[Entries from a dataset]
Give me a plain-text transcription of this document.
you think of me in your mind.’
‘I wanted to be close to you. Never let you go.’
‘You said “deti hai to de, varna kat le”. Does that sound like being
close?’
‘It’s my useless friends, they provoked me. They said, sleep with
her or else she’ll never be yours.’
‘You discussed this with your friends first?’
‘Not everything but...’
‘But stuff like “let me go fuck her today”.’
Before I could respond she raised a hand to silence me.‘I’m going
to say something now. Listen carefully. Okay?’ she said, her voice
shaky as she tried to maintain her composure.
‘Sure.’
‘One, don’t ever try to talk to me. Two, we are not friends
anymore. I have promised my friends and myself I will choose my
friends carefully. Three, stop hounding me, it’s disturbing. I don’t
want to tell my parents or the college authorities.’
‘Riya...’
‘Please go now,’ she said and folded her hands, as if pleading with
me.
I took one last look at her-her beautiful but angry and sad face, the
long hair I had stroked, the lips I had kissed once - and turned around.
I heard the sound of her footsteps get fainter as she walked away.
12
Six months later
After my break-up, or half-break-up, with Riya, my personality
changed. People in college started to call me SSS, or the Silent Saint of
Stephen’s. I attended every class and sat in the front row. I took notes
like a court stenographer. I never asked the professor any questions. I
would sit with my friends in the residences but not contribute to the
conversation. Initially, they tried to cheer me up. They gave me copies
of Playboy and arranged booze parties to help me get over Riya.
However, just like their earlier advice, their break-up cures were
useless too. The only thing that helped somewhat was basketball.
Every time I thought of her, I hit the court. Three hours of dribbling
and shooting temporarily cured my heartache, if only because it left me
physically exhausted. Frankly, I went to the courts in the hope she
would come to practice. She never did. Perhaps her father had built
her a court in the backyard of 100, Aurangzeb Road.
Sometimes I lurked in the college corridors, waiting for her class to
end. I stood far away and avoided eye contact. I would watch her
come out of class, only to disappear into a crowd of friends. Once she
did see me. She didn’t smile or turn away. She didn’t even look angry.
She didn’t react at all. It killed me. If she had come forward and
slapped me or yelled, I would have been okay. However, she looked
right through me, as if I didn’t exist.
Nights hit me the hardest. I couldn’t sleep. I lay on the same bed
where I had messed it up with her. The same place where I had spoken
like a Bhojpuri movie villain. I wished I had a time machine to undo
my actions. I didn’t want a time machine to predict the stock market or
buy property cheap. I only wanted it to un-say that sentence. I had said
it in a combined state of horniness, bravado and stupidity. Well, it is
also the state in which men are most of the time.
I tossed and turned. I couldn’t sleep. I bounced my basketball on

:: Stated goal ::
Write out every record, exactly as written.

:: Correct result ::
Give me a plain-text transcription of this document.
you think of me in your mind.’
‘I wanted to be close to you. Never let you go.’
‘You said “deti hai to de, varna kat le”. Does that sound like being
close?’
‘It’s my useless friends, they provoked me. They said, sleep with
her or else she’ll never be yours.’
‘You discussed this with your friends first?’
‘Not everything but...’
‘But stuff like “let me go fuck her today”.’
Before I could respond she raised a hand to silence me.‘I’m going
to say something now. Listen carefully. Okay?’ she said, her voice
shaky as she tried to maintain her composure.
‘Sure.’
‘One, don’t ever try to talk to me. Two, we are not friends
anymore. I have promised my friends and myself I will choose my
friends carefully. Three, stop hounding me, it’s disturbing. I don’t
want to tell my parents or the college authorities.’
‘Riya...’
‘Please go now,’ she said and folded her hands, as if pleading with
me.
I took one last look at her-her beautiful but angry and sad face, the
long hair I had stroked, the lips I had kissed once - and turned around.
I heard the sound of her footsteps get fainter as she walked away.
12
Six months later
After my break-up, or half-break-up, with Riya, my personality
changed. People in college started to call me SSS, or the Silent Saint of
Stephen’s. I attended every class and sat in the front row. I took notes
like a court stenographer. I never asked the professor any questions. I
would sit with my friends in the residences but not contribute to the
conversation. Initially, they tried to cheer me up. They gave me copies
of Playboy and arranged booze parties to help me get over Riya.
However, just like their earlier advice, their break-up cures were
useless too. The only thing that helped somewhat was basketball.
Every time I thought of her, I hit the court. Three hours of dribbling
and shooting temporarily cured my heartache, if only because it left me
physically exhausted. Frankly, I went to the courts in the hope she
would come to practice. She never did. Perhaps her father had built
her a court in the backyard of 100, Aurangzeb Road.
Sometimes I lurked in the college corridors, waiting for her class to
end. I stood far away and avoided eye contact. I would watch her
come out of class, only to disappear into a crowd of friends. Once she
did see me. She didn’t smile or turn away. She didn’t even look angry.
She didn’t react at all. It killed me. If she had come forward and
slapped me or yelled, I would have been okay. However, she looked
right through me, as if I didn’t exist.
Nights hit me the hardest. I couldn’t sleep. I lay on the same bed
where I had messed it up with her. The same place where I had spoken
like a Bhojpuri movie villain. I wished I had a time machine to undo
my actions. I didn’t want a time machine to predict the stock market or
buy property cheap. I only wanted it to un-say that sentence. I had said
it in a combined state of horniness, bravado and stupidity. Well, it is
also the state in which men are most of the time.
I tossed and turned. I couldn’t sleep. I bounced my basketball on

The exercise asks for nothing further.